— Begin Information shown —
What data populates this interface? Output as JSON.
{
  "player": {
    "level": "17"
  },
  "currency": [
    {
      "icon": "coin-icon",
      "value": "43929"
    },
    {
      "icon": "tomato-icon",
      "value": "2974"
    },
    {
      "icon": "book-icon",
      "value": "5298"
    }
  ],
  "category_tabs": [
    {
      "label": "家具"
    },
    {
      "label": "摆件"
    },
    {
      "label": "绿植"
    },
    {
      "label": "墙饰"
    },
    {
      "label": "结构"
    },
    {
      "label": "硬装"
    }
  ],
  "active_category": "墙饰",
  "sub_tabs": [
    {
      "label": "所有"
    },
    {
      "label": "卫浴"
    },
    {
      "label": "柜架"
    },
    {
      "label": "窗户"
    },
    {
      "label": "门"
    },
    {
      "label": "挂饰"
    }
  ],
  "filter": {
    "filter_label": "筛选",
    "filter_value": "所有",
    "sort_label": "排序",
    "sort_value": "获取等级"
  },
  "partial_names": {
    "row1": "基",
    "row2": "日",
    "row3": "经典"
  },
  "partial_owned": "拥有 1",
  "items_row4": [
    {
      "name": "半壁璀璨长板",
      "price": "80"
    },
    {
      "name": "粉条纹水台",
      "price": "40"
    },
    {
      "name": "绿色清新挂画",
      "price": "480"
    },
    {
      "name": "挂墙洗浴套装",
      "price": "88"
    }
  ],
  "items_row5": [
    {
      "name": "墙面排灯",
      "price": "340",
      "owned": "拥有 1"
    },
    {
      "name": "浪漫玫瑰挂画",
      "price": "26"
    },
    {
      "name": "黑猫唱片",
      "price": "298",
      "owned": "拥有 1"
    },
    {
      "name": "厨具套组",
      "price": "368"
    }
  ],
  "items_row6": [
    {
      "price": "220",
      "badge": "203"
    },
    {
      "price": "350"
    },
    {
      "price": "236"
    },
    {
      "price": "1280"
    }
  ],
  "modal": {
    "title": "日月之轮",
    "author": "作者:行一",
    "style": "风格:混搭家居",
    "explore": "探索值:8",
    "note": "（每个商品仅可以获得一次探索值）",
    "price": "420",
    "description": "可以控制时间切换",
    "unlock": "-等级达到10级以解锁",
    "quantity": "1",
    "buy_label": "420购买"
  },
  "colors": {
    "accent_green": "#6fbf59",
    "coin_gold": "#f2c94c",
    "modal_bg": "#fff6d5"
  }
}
— End Information shown —
— Begin Information shown —
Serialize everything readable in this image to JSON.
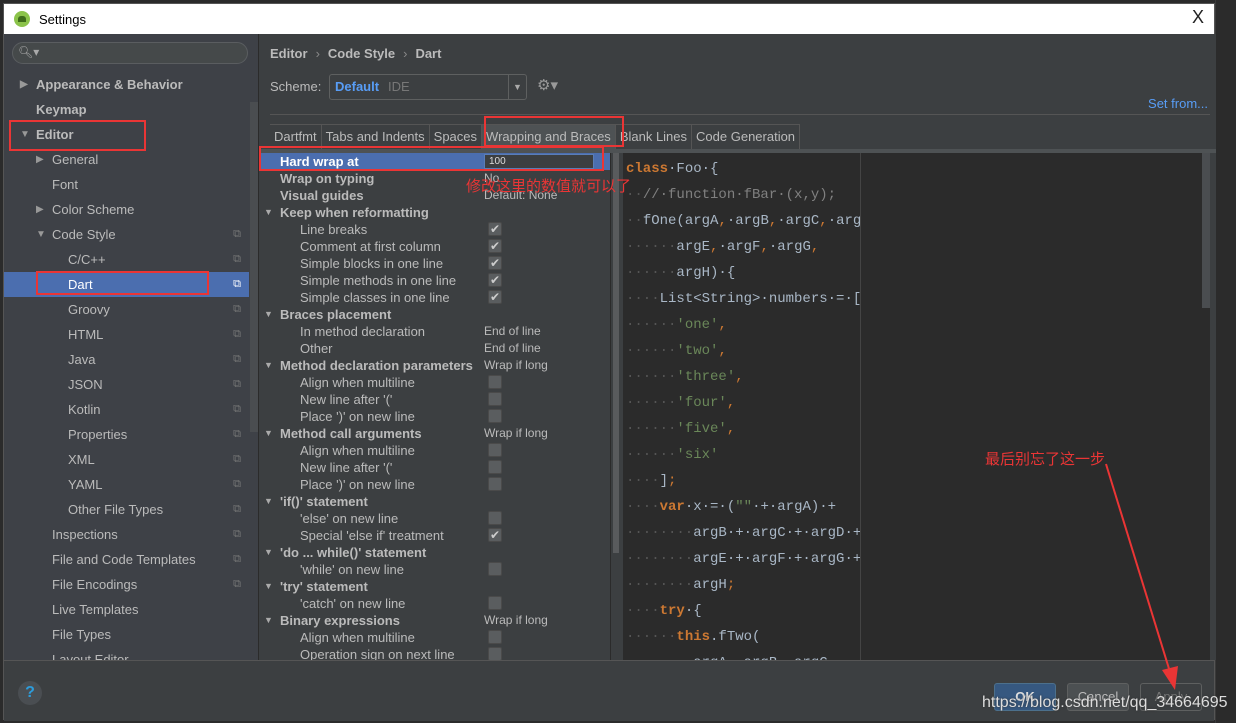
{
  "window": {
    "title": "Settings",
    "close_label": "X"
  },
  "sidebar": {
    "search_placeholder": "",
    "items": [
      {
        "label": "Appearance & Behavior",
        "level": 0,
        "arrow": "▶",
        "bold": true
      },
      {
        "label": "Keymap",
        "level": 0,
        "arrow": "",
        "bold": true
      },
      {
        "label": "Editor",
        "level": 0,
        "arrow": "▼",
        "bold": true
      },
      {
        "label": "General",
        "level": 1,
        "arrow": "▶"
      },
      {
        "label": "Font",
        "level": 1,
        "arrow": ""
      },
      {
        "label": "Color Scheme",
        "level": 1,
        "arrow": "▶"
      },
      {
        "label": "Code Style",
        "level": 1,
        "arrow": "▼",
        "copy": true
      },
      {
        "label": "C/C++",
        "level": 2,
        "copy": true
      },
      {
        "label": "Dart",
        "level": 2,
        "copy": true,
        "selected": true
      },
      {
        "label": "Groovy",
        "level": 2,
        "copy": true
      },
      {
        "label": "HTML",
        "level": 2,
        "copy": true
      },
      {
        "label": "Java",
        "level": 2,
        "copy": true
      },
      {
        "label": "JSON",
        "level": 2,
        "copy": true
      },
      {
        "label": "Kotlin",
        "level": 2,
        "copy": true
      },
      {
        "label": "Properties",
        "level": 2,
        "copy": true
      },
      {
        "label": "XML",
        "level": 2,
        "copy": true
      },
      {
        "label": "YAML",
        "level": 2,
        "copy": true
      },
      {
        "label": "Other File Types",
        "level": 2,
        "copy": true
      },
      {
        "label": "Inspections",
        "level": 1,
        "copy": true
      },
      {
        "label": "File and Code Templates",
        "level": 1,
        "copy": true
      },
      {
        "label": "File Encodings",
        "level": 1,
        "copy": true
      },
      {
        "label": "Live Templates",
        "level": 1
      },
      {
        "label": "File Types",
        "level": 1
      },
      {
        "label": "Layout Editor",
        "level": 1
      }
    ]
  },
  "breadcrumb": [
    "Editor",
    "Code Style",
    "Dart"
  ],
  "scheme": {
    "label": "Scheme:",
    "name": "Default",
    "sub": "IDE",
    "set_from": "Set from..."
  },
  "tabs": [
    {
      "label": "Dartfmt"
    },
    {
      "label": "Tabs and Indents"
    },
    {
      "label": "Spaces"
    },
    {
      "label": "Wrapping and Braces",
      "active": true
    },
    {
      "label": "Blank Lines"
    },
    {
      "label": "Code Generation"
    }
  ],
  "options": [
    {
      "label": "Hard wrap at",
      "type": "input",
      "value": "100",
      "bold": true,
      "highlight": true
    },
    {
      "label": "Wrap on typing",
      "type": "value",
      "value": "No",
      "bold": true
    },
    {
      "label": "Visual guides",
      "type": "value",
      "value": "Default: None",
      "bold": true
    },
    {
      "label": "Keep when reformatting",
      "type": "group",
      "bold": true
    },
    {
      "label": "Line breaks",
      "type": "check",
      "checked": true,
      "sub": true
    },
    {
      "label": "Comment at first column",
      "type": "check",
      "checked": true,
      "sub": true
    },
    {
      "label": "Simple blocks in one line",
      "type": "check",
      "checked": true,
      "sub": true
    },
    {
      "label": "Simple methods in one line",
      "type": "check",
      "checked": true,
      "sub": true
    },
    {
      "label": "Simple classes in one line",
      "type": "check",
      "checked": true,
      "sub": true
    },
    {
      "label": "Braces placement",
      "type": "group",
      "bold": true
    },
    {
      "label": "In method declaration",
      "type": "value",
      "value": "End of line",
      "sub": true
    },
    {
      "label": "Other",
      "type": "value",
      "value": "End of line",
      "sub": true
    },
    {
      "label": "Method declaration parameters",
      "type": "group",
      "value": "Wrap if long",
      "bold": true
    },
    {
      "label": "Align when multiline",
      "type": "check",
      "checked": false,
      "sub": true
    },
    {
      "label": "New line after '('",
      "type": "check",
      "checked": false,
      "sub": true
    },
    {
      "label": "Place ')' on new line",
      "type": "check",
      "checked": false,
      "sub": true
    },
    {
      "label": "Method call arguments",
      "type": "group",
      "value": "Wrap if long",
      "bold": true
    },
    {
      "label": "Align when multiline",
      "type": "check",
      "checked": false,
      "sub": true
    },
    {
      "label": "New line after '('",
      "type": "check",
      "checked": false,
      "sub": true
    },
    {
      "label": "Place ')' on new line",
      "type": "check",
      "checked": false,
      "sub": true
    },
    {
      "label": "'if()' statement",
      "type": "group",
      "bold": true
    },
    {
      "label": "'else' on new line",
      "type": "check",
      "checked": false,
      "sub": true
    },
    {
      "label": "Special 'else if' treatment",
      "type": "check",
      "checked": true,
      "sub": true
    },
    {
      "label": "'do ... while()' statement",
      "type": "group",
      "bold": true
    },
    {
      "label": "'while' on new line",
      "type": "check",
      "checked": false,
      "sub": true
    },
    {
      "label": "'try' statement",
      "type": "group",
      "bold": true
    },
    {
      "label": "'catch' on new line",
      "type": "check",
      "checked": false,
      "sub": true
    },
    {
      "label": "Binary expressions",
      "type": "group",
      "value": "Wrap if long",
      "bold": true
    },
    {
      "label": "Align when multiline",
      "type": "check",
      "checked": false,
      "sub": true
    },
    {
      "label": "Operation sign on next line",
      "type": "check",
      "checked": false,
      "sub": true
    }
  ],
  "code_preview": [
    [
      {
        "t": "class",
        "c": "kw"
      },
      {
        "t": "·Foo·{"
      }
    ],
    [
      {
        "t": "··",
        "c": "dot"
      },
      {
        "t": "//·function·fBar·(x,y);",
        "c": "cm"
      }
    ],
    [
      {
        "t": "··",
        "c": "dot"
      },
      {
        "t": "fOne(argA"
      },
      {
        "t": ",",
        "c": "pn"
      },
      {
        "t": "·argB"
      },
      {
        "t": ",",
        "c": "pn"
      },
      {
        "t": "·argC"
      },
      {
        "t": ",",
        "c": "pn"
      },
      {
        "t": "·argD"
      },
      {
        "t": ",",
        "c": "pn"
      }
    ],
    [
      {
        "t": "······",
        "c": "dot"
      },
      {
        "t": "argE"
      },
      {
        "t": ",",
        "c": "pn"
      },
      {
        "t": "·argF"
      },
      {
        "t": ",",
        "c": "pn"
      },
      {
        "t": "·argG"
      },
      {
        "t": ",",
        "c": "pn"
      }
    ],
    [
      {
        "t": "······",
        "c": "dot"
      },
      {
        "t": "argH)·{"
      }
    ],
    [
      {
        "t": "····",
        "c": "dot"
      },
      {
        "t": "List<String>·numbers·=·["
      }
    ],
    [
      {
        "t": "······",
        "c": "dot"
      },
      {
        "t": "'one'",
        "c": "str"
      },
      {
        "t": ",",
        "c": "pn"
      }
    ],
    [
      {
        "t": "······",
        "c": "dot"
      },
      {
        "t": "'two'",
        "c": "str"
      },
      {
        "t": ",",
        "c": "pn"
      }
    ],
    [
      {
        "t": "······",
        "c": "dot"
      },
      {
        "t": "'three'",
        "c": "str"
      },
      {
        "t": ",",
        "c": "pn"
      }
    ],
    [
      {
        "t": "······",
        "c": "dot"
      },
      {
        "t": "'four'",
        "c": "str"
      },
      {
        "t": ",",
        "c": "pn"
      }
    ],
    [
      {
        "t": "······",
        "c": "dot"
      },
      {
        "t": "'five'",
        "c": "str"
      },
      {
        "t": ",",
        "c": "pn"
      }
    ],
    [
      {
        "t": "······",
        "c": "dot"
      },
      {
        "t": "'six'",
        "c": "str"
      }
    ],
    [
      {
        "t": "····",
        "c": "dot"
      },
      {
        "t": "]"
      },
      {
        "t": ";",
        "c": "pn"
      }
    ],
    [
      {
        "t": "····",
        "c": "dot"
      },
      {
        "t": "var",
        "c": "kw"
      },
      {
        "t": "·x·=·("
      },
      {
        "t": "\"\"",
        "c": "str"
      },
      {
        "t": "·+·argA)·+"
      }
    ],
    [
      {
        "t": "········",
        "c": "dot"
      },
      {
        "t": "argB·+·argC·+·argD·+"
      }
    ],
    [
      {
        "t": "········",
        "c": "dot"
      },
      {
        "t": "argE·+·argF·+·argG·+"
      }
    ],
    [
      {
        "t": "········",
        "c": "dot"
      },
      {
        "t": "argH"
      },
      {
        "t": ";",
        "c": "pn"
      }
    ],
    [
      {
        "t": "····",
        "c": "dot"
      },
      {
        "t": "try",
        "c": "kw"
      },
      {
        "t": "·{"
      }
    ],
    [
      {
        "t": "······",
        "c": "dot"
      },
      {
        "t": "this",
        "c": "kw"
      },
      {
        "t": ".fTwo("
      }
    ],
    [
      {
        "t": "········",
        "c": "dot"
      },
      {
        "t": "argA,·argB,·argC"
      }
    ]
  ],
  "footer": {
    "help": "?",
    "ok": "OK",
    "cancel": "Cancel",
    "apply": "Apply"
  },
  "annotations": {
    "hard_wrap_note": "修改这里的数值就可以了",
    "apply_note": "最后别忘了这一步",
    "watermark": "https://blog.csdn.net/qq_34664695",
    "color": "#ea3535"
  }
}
— End Information shown —
— Begin Information shown —
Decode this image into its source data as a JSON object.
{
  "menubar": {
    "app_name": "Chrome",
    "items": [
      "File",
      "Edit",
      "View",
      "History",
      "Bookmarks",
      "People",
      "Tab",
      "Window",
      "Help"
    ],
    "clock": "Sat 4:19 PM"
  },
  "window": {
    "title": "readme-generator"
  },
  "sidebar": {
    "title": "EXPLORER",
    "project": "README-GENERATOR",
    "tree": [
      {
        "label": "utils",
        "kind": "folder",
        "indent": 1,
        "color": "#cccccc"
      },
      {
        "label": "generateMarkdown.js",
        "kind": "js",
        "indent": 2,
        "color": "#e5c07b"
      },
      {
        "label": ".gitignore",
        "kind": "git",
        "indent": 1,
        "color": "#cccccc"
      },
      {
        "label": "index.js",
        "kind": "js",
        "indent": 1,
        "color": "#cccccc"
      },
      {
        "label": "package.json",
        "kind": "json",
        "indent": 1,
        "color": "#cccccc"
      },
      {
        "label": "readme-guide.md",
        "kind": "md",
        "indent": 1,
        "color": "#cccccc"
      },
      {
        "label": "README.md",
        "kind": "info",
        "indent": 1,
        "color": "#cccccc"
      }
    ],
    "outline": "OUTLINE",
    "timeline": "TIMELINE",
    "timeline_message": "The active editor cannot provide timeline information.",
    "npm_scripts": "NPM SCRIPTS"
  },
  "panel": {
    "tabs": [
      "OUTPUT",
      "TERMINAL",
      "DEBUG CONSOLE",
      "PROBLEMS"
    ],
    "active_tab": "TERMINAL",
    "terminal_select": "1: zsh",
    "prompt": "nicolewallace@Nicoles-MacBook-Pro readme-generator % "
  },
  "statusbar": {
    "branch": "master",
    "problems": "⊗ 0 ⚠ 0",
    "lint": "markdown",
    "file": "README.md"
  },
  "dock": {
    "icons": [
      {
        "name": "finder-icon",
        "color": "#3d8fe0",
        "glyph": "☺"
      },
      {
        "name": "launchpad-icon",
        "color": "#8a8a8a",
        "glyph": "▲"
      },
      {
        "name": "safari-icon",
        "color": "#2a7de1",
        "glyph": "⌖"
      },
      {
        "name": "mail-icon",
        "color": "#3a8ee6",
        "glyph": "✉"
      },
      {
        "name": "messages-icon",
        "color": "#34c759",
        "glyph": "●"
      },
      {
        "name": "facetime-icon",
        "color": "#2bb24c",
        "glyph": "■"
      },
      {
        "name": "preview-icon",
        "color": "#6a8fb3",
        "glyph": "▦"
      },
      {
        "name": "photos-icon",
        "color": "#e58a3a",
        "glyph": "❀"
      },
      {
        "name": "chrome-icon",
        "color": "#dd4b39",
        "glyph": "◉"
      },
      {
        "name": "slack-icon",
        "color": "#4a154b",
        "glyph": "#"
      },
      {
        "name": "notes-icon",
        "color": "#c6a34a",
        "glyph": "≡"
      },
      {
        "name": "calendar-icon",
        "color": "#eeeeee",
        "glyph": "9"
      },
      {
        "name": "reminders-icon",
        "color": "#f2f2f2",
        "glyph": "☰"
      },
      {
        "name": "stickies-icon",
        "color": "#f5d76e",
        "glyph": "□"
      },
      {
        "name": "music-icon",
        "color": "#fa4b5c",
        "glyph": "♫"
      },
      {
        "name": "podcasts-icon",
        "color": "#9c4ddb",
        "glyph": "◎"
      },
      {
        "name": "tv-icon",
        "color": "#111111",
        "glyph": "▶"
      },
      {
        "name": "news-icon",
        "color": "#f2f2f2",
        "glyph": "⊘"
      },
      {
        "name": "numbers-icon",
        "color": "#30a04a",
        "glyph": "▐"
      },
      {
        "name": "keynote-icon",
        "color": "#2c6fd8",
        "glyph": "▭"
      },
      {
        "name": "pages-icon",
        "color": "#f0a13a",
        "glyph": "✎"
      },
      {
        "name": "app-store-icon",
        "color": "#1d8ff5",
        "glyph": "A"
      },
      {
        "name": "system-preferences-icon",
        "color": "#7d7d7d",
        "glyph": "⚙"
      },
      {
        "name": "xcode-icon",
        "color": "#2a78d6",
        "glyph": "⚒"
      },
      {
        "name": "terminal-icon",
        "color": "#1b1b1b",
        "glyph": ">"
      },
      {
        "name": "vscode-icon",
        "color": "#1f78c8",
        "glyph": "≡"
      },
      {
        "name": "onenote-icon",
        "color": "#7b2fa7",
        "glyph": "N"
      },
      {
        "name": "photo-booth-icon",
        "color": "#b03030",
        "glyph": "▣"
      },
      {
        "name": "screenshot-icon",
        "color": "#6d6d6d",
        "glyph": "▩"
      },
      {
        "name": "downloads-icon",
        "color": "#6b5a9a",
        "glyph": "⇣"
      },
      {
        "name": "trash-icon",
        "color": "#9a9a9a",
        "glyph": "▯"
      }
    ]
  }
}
— End Information shown —
Aim of the task. Wherever "while" shows up in a line, copy that line.

Reply to the task.
      "label": "'do ... while()' statement",
      "label": "'while' on new line",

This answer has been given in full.